◆ Records supplied ◆

::::::

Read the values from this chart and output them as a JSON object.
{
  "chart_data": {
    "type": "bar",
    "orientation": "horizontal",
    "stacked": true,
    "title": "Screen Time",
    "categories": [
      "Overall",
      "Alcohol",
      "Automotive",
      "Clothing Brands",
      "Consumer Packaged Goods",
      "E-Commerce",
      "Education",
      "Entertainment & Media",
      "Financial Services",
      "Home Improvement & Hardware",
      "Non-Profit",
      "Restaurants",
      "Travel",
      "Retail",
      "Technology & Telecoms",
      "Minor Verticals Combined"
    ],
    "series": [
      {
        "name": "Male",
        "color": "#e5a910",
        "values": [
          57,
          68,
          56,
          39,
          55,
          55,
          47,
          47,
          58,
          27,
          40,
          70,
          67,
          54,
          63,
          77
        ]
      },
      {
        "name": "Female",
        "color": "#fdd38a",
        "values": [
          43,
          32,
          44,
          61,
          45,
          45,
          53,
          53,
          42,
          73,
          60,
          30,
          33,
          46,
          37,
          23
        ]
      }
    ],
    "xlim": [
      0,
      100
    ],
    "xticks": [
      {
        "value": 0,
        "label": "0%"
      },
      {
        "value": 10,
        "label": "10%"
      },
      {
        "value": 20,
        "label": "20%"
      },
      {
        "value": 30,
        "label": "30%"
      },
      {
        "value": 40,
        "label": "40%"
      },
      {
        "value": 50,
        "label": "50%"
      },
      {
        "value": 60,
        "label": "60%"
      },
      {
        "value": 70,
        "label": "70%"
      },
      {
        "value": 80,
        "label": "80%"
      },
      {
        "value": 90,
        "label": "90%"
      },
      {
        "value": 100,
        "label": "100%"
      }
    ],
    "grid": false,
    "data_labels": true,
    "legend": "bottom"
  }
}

::::::

◆ Instructions for the task ◆
Reproduce each entry above exactly, keeping every word.

◆ Exercise output ◆
Read the values from this chart and output them as a JSON object.
{
  "chart_data": {
    "type": "bar",
    "orientation": "horizontal",
    "stacked": true,
    "title": "Screen Time",
    "categories": [
      "Overall",
      "Alcohol",
      "Automotive",
      "Clothing Brands",
      "Consumer Packaged Goods",
      "E-Commerce",
      "Education",
      "Entertainment & Media",
      "Financial Services",
      "Home Improvement & Hardware",
      "Non-Profit",
      "Restaurants",
      "Travel",
      "Retail",
      "Technology & Telecoms",
      "Minor Verticals Combined"
    ],
    "series": [
      {
        "name": "Male",
        "color": "#e5a910",
        "values": [
          57,
          68,
          56,
          39,
          55,
          55,
          47,
          47,
          58,
          27,
          40,
          70,
          67,
          54,
          63,
          77
        ]
      },
      {
        "name": "Female",
        "color": "#fdd38a",
        "values": [
          43,
          32,
          44,
          61,
          45,
          45,
          53,
          53,
          42,
          73,
          60,
          30,
          33,
          46,
          37,
          23
        ]
      }
    ],
    "xlim": [
      0,
      100
    ],
    "xticks": [
      {
        "value": 0,
        "label": "0%"
      },
      {
        "value": 10,
        "label": "10%"
      },
      {
        "value": 20,
        "label": "20%"
      },
      {
        "value": 30,
        "label": "30%"
      },
      {
        "value": 40,
        "label": "40%"
      },
      {
        "value": 50,
        "label": "50%"
      },
      {
        "value": 60,
        "label": "60%"
      },
      {
        "value": 70,
        "label": "70%"
      },
      {
        "value": 80,
        "label": "80%"
      },
      {
        "value": 90,
        "label": "90%"
      },
      {
        "value": 100,
        "label": "100%"
      }
    ],
    "grid": false,
    "data_labels": true,
    "legend": "bottom"
  }
}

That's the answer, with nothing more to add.